● TASK REQUIREMENTS: Return only the number of lines in the entries below that hold the word "mileage".
----
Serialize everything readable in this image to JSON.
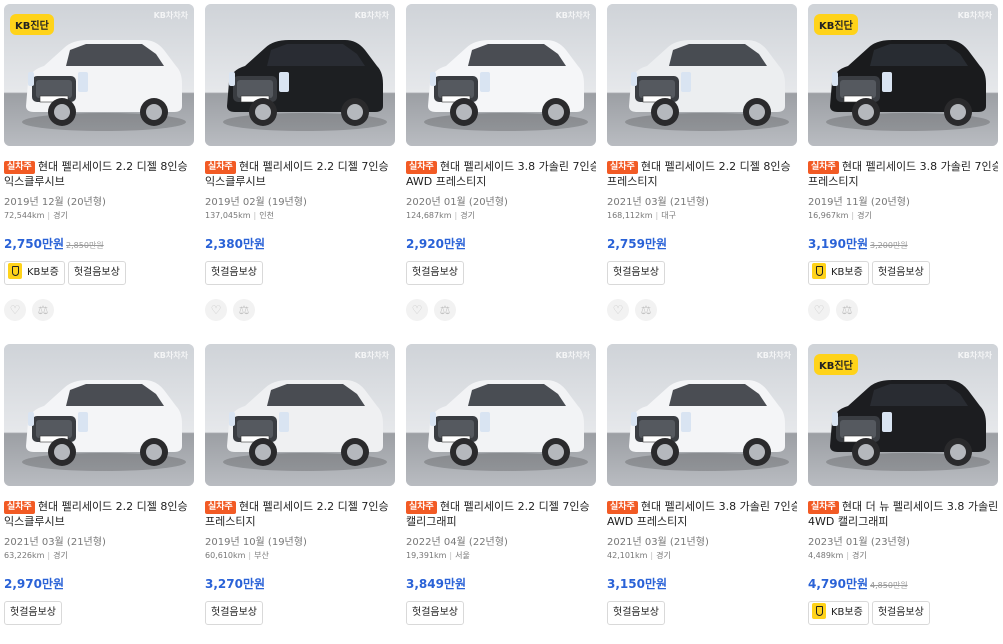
{
  "listings": [
    {
      "tag": "실차주",
      "title1": "현대 펠리세이드 2.2 디젤 8인승",
      "title2": "익스클루시브",
      "year": "2019년 12월 (20년형)",
      "mileage": "72,544km",
      "region": "경기",
      "price": "2,750만원",
      "old_price": "2,850만원",
      "kb_badge": "KB진단",
      "watermark": "KB차차차",
      "car_color": "#f3f4f6",
      "kb_warranty": "KB보증",
      "compensation": "헛걸음보상",
      "show_actions": true
    },
    {
      "tag": "실차주",
      "title1": "현대 펠리세이드 2.2 디젤 7인승",
      "title2": "익스클루시브",
      "year": "2019년 02월 (19년형)",
      "mileage": "137,045km",
      "region": "인천",
      "price": "2,380만원",
      "old_price": "",
      "kb_badge": "",
      "watermark": "KB차차차",
      "car_color": "#1d1f22",
      "kb_warranty": "",
      "compensation": "헛걸음보상",
      "show_actions": true
    },
    {
      "tag": "실차주",
      "title1": "현대 펠리세이드 3.8 가솔린 7인승",
      "title2": "AWD 프레스티지",
      "year": "2020년 01월 (20년형)",
      "mileage": "124,687km",
      "region": "경기",
      "price": "2,920만원",
      "old_price": "",
      "kb_badge": "",
      "watermark": "KB차차차",
      "car_color": "#f5f6f8",
      "kb_warranty": "",
      "compensation": "헛걸음보상",
      "show_actions": true
    },
    {
      "tag": "실차주",
      "title1": "현대 펠리세이드 2.2 디젤 8인승",
      "title2": "프레스티지",
      "year": "2021년 03월 (21년형)",
      "mileage": "168,112km",
      "region": "대구",
      "price": "2,759만원",
      "old_price": "",
      "kb_badge": "",
      "watermark": "",
      "car_color": "#eceef0",
      "kb_warranty": "",
      "compensation": "헛걸음보상",
      "show_actions": true
    },
    {
      "tag": "실차주",
      "title1": "현대 펠리세이드 3.8 가솔린 7인승",
      "title2": "프레스티지",
      "year": "2019년 11월 (20년형)",
      "mileage": "16,967km",
      "region": "경기",
      "price": "3,190만원",
      "old_price": "3,200만원",
      "kb_badge": "KB진단",
      "watermark": "KB차차차",
      "car_color": "#1a1b1d",
      "kb_warranty": "KB보증",
      "compensation": "헛걸음보상",
      "show_actions": true
    },
    {
      "tag": "실차주",
      "title1": "현대 펠리세이드 2.2 디젤 8인승",
      "title2": "익스클루시브",
      "year": "2021년 03월 (21년형)",
      "mileage": "63,226km",
      "region": "경기",
      "price": "2,970만원",
      "old_price": "",
      "kb_badge": "",
      "watermark": "KB차차차",
      "car_color": "#f4f5f7",
      "kb_warranty": "",
      "compensation": "헛걸음보상",
      "show_actions": false
    },
    {
      "tag": "실차주",
      "title1": "현대 펠리세이드 2.2 디젤 7인승",
      "title2": "프레스티지",
      "year": "2019년 10월 (19년형)",
      "mileage": "60,610km",
      "region": "부산",
      "price": "3,270만원",
      "old_price": "",
      "kb_badge": "",
      "watermark": "KB차차차",
      "car_color": "#eff0f2",
      "kb_warranty": "",
      "compensation": "헛걸음보상",
      "show_actions": false
    },
    {
      "tag": "실차주",
      "title1": "현대 펠리세이드 2.2 디젤 7인승",
      "title2": "캘리그래피",
      "year": "2022년 04월 (22년형)",
      "mileage": "19,391km",
      "region": "서울",
      "price": "3,849만원",
      "old_price": "",
      "kb_badge": "",
      "watermark": "KB차차차",
      "car_color": "#f2f3f5",
      "kb_warranty": "",
      "compensation": "헛걸음보상",
      "show_actions": false
    },
    {
      "tag": "실차주",
      "title1": "현대 펠리세이드 3.8 가솔린 7인승",
      "title2": "AWD 프레스티지",
      "year": "2021년 03월 (21년형)",
      "mileage": "42,101km",
      "region": "경기",
      "price": "3,150만원",
      "old_price": "",
      "kb_badge": "",
      "watermark": "KB차차차",
      "car_color": "#f4f5f7",
      "kb_warranty": "",
      "compensation": "헛걸음보상",
      "show_actions": false
    },
    {
      "tag": "실차주",
      "title1": "현대 더 뉴 펠리세이드 3.8 가솔린",
      "title2": "4WD 캘리그래피",
      "year": "2023년 01월 (23년형)",
      "mileage": "4,489km",
      "region": "경기",
      "price": "4,790만원",
      "old_price": "4,850만원",
      "kb_badge": "KB진단",
      "watermark": "KB차차차",
      "car_color": "#1c1d20",
      "kb_warranty": "KB보증",
      "compensation": "헛걸음보상",
      "show_actions": false
    }
  ],
  "icons": {
    "like": "heart-icon",
    "compare": "scale-icon"
  },
  "colors": {
    "price": "#2a62d7",
    "tag": "#f25a24",
    "kb_yellow": "#ffd31a"
  }
}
----
● FINISHED TASK: 10